**Exercise goal:**
Check every line of the entries below for the word "down", and copy the ones that have it.

-- START --

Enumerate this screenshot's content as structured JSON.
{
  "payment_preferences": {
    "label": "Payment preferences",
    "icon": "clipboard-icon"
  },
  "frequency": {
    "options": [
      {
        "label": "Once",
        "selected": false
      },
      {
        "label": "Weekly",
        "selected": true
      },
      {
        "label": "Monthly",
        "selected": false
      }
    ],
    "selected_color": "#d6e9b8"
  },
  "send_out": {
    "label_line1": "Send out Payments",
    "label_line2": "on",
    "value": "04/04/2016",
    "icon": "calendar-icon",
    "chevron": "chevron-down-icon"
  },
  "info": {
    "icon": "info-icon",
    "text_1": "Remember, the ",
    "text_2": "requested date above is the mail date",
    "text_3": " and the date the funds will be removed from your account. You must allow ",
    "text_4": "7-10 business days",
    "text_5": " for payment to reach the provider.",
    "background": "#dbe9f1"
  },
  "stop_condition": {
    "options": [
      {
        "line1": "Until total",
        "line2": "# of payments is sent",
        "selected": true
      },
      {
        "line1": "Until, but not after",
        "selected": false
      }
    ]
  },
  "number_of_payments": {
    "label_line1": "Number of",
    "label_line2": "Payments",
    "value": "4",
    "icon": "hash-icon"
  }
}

-- END --
-- START --

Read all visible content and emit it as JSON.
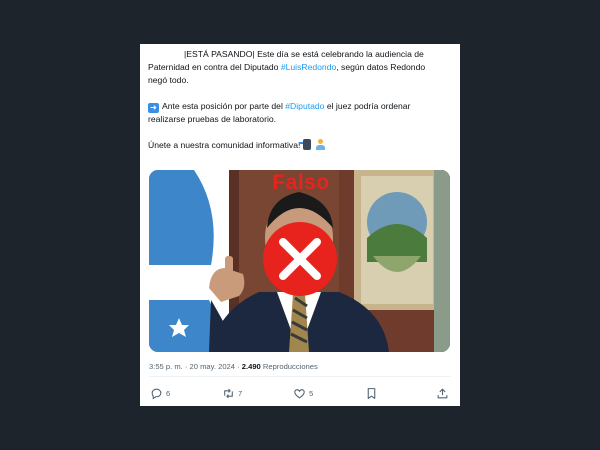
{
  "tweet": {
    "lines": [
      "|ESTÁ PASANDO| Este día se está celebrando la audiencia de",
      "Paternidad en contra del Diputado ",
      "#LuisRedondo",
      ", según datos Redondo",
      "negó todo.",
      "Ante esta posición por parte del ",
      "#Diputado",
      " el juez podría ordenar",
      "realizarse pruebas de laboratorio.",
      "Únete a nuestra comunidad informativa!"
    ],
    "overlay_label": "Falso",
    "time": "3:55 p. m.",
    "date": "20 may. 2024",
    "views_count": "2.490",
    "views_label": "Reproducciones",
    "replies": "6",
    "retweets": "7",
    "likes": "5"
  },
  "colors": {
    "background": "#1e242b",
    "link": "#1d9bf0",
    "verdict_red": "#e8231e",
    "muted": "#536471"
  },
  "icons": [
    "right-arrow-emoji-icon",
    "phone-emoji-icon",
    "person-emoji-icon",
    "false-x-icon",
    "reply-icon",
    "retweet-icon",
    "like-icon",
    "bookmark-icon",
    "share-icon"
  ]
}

-- END --
-- START --

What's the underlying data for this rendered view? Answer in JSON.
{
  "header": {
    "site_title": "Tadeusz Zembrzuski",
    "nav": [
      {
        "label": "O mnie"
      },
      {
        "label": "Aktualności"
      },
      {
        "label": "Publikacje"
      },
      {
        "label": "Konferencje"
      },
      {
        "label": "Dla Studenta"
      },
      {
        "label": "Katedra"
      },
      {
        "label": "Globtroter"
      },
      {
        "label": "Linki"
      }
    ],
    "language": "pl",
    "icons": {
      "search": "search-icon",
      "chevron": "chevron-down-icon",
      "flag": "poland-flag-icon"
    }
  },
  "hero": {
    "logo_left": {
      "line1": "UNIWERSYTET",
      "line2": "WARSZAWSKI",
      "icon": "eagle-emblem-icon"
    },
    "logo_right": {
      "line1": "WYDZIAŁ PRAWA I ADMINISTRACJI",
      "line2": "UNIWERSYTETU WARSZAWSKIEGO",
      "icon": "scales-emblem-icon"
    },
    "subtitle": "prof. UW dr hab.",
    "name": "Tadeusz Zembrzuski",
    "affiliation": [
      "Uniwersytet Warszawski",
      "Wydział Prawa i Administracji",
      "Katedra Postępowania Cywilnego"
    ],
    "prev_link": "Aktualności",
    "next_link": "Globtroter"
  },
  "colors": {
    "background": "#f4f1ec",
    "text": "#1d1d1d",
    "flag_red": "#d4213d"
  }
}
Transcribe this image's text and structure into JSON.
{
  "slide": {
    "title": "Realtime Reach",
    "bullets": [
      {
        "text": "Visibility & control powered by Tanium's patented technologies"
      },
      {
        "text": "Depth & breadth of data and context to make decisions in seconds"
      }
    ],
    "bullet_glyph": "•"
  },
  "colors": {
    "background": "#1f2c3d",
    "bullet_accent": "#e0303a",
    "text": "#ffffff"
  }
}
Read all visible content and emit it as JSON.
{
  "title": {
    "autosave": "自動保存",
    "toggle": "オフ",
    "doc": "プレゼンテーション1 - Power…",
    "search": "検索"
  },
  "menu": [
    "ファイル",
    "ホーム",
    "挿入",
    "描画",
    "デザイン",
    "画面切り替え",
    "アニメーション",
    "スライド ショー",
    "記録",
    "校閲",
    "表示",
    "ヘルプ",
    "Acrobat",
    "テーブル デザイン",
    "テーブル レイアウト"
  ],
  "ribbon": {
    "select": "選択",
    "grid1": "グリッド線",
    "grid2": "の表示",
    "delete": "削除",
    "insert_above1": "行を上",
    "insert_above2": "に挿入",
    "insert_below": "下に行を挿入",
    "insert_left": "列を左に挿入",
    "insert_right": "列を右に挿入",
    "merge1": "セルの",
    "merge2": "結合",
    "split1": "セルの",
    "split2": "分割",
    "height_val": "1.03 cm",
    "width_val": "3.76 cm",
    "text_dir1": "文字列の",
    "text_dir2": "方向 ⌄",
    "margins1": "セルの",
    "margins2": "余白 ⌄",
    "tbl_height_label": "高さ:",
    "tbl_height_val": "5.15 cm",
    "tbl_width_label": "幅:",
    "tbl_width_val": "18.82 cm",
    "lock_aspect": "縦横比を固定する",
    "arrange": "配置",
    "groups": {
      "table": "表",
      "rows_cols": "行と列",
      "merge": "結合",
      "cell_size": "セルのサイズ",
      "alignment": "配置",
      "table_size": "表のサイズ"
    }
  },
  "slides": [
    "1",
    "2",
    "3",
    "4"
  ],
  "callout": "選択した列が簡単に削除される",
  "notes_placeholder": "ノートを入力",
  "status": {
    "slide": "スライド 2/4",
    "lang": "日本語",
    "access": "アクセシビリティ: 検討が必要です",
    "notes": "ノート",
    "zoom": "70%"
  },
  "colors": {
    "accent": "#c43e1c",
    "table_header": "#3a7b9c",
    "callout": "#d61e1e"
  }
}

-- END --

**Task solution:**
    "chevron": "chevron-down-icon"
      "chevron": "chevron-down-icon",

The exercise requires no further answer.